===== DATA ROWS

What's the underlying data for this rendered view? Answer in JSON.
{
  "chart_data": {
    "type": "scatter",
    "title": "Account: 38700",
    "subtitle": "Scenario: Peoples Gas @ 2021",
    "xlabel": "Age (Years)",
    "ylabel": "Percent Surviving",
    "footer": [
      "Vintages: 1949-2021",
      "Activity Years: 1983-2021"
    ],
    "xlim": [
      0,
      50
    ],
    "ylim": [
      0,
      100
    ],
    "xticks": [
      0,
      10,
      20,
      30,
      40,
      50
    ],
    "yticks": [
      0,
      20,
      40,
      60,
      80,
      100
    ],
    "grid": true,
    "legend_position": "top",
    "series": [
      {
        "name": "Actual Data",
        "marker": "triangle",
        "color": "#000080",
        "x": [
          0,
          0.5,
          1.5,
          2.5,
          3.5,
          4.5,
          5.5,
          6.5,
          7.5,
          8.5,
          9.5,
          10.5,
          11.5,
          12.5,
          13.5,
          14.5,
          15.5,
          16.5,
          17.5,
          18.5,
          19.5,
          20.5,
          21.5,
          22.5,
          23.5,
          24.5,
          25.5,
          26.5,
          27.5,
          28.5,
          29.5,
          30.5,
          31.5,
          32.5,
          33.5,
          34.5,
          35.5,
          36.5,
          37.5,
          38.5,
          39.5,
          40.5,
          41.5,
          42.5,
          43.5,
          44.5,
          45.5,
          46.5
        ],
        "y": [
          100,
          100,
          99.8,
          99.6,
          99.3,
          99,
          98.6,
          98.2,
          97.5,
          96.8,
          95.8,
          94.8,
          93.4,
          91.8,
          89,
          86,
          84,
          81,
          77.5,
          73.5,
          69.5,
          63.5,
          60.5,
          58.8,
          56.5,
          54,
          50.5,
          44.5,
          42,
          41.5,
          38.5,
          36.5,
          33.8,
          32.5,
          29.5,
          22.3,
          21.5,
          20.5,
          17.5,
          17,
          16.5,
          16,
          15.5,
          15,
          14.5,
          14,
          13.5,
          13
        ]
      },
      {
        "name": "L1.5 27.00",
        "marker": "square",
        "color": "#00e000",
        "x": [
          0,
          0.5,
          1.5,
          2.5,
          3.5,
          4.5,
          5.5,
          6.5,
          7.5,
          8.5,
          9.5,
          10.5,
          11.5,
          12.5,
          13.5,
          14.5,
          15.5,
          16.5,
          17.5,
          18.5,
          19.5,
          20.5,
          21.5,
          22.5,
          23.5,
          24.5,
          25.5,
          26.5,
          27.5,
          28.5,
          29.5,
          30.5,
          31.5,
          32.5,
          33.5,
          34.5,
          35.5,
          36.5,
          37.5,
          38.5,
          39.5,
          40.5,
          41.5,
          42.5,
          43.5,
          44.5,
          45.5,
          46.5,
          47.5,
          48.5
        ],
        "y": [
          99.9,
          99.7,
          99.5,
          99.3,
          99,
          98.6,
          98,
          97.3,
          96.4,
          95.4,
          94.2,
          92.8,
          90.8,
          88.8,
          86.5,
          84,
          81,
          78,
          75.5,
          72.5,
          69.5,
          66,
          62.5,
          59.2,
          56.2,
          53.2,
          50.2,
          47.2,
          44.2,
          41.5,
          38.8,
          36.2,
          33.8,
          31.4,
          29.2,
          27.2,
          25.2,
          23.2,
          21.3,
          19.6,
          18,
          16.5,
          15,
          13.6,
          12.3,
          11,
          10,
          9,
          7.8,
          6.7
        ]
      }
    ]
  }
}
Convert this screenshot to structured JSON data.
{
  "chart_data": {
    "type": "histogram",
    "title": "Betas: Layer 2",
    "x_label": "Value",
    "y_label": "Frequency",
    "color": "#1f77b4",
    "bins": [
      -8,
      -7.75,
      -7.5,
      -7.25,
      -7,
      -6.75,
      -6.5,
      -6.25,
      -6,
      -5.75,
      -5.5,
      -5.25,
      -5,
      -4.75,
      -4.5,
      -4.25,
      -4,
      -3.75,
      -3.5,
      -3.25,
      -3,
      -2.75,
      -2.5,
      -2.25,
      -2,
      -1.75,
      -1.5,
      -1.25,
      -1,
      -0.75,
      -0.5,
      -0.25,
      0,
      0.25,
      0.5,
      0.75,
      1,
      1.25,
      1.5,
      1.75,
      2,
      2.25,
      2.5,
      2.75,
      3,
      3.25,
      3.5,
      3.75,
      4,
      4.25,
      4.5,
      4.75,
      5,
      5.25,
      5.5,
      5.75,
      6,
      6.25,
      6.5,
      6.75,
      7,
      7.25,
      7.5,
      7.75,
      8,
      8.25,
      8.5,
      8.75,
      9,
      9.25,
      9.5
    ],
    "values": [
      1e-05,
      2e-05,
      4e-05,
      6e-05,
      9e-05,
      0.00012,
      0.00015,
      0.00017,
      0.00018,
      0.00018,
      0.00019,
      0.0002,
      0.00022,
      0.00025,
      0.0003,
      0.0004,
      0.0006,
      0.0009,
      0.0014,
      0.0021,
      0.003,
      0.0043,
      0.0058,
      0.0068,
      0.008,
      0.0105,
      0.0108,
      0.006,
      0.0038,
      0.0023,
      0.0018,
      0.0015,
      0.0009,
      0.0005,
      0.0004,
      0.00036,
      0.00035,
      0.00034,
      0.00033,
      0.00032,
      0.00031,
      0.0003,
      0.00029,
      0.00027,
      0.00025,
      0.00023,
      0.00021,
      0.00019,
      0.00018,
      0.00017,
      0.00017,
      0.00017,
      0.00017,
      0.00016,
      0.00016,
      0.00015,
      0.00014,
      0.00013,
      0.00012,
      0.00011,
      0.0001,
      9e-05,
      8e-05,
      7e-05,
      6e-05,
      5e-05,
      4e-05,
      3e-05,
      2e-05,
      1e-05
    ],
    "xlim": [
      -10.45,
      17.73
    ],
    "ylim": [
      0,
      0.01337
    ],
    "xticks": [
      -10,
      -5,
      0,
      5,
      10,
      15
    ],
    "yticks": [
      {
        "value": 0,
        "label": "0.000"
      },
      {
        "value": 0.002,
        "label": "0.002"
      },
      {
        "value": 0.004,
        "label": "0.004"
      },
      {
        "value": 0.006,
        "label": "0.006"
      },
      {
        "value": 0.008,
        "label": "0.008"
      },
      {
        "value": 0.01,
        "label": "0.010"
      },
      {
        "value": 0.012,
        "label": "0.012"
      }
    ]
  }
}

==========

Print the material verbatim, all of it.

*COMPLETE OUTPUT*
What's the underlying data for this rendered view? Answer in JSON.
{
  "chart_data": {
    "type": "scatter",
    "title": "Account: 38700",
    "subtitle": "Scenario: Peoples Gas @ 2021",
    "xlabel": "Age (Years)",
    "ylabel": "Percent Surviving",
    "footer": [
      "Vintages: 1949-2021",
      "Activity Years: 1983-2021"
    ],
    "xlim": [
      0,
      50
    ],
    "ylim": [
      0,
      100
    ],
    "xticks": [
      0,
      10,
      20,
      30,
      40,
      50
    ],
    "yticks": [
      0,
      20,
      40,
      60,
      80,
      100
    ],
    "grid": true,
    "legend_position": "top",
    "series": [
      {
        "name": "Actual Data",
        "marker": "triangle",
        "color": "#000080",
        "x": [
          0,
          0.5,
          1.5,
          2.5,
          3.5,
          4.5,
          5.5,
          6.5,
          7.5,
          8.5,
          9.5,
          10.5,
          11.5,
          12.5,
          13.5,
          14.5,
          15.5,
          16.5,
          17.5,
          18.5,
          19.5,
          20.5,
          21.5,
          22.5,
          23.5,
          24.5,
          25.5,
          26.5,
          27.5,
          28.5,
          29.5,
          30.5,
          31.5,
          32.5,
          33.5,
          34.5,
          35.5,
          36.5,
          37.5,
          38.5,
          39.5,
          40.5,
          41.5,
          42.5,
          43.5,
          44.5,
          45.5,
          46.5
        ],
        "y": [
          100,
          100,
          99.8,
          99.6,
          99.3,
          99,
          98.6,
          98.2,
          97.5,
          96.8,
          95.8,
          94.8,
          93.4,
          91.8,
          89,
          86,
          84,
          81,
          77.5,
          73.5,
          69.5,
          63.5,
          60.5,
          58.8,
          56.5,
          54,
          50.5,
          44.5,
          42,
          41.5,
          38.5,
          36.5,
          33.8,
          32.5,
          29.5,
          22.3,
          21.5,
          20.5,
          17.5,
          17,
          16.5,
          16,
          15.5,
          15,
          14.5,
          14,
          13.5,
          13
        ]
      },
      {
        "name": "L1.5 27.00",
        "marker": "square",
        "color": "#00e000",
        "x": [
          0,
          0.5,
          1.5,
          2.5,
          3.5,
          4.5,
          5.5,
          6.5,
          7.5,
          8.5,
          9.5,
          10.5,
          11.5,
          12.5,
          13.5,
          14.5,
          15.5,
          16.5,
          17.5,
          18.5,
          19.5,
          20.5,
          21.5,
          22.5,
          23.5,
          24.5,
          25.5,
          26.5,
          27.5,
          28.5,
          29.5,
          30.5,
          31.5,
          32.5,
          33.5,
          34.5,
          35.5,
          36.5,
          37.5,
          38.5,
          39.5,
          40.5,
          41.5,
          42.5,
          43.5,
          44.5,
          45.5,
          46.5,
          47.5,
          48.5
        ],
        "y": [
          99.9,
          99.7,
          99.5,
          99.3,
          99,
          98.6,
          98,
          97.3,
          96.4,
          95.4,
          94.2,
          92.8,
          90.8,
          88.8,
          86.5,
          84,
          81,
          78,
          75.5,
          72.5,
          69.5,
          66,
          62.5,
          59.2,
          56.2,
          53.2,
          50.2,
          47.2,
          44.2,
          41.5,
          38.8,
          36.2,
          33.8,
          31.4,
          29.2,
          27.2,
          25.2,
          23.2,
          21.3,
          19.6,
          18,
          16.5,
          15,
          13.6,
          12.3,
          11,
          10,
          9,
          7.8,
          6.7
        ]
      }
    ]
  }
}
Convert this screenshot to structured JSON data.
{
  "chart_data": {
    "type": "histogram",
    "title": "Betas: Layer 2",
    "x_label": "Value",
    "y_label": "Frequency",
    "color": "#1f77b4",
    "bins": [
      -8,
      -7.75,
      -7.5,
      -7.25,
      -7,
      -6.75,
      -6.5,
      -6.25,
      -6,
      -5.75,
      -5.5,
      -5.25,
      -5,
      -4.75,
      -4.5,
      -4.25,
      -4,
      -3.75,
      -3.5,
      -3.25,
      -3,
      -2.75,
      -2.5,
      -2.25,
      -2,
      -1.75,
      -1.5,
      -1.25,
      -1,
      -0.75,
      -0.5,
      -0.25,
      0,
      0.25,
      0.5,
      0.75,
      1,
      1.25,
      1.5,
      1.75,
      2,
      2.25,
      2.5,
      2.75,
      3,
      3.25,
      3.5,
      3.75,
      4,
      4.25,
      4.5,
      4.75,
      5,
      5.25,
      5.5,
      5.75,
      6,
      6.25,
      6.5,
      6.75,
      7,
      7.25,
      7.5,
      7.75,
      8,
      8.25,
      8.5,
      8.75,
      9,
      9.25,
      9.5
    ],
    "values": [
      1e-05,
      2e-05,
      4e-05,
      6e-05,
      9e-05,
      0.00012,
      0.00015,
      0.00017,
      0.00018,
      0.00018,
      0.00019,
      0.0002,
      0.00022,
      0.00025,
      0.0003,
      0.0004,
      0.0006,
      0.0009,
      0.0014,
      0.0021,
      0.003,
      0.0043,
      0.0058,
      0.0068,
      0.008,
      0.0105,
      0.0108,
      0.006,
      0.0038,
      0.0023,
      0.0018,
      0.0015,
      0.0009,
      0.0005,
      0.0004,
      0.00036,
      0.00035,
      0.00034,
      0.00033,
      0.00032,
      0.00031,
      0.0003,
      0.00029,
      0.00027,
      0.00025,
      0.00023,
      0.00021,
      0.00019,
      0.00018,
      0.00017,
      0.00017,
      0.00017,
      0.00017,
      0.00016,
      0.00016,
      0.00015,
      0.00014,
      0.00013,
      0.00012,
      0.00011,
      0.0001,
      9e-05,
      8e-05,
      7e-05,
      6e-05,
      5e-05,
      4e-05,
      3e-05,
      2e-05,
      1e-05
    ],
    "xlim": [
      -10.45,
      17.73
    ],
    "ylim": [
      0,
      0.01337
    ],
    "xticks": [
      -10,
      -5,
      0,
      5,
      10,
      15
    ],
    "yticks": [
      {
        "value": 0,
        "label": "0.000"
      },
      {
        "value": 0.002,
        "label": "0.002"
      },
      {
        "value": 0.004,
        "label": "0.004"
      },
      {
        "value": 0.006,
        "label": "0.006"
      },
      {
        "value": 0.008,
        "label": "0.008"
      },
      {
        "value": 0.01,
        "label": "0.010"
      },
      {
        "value": 0.012,
        "label": "0.012"
      }
    ]
  }
}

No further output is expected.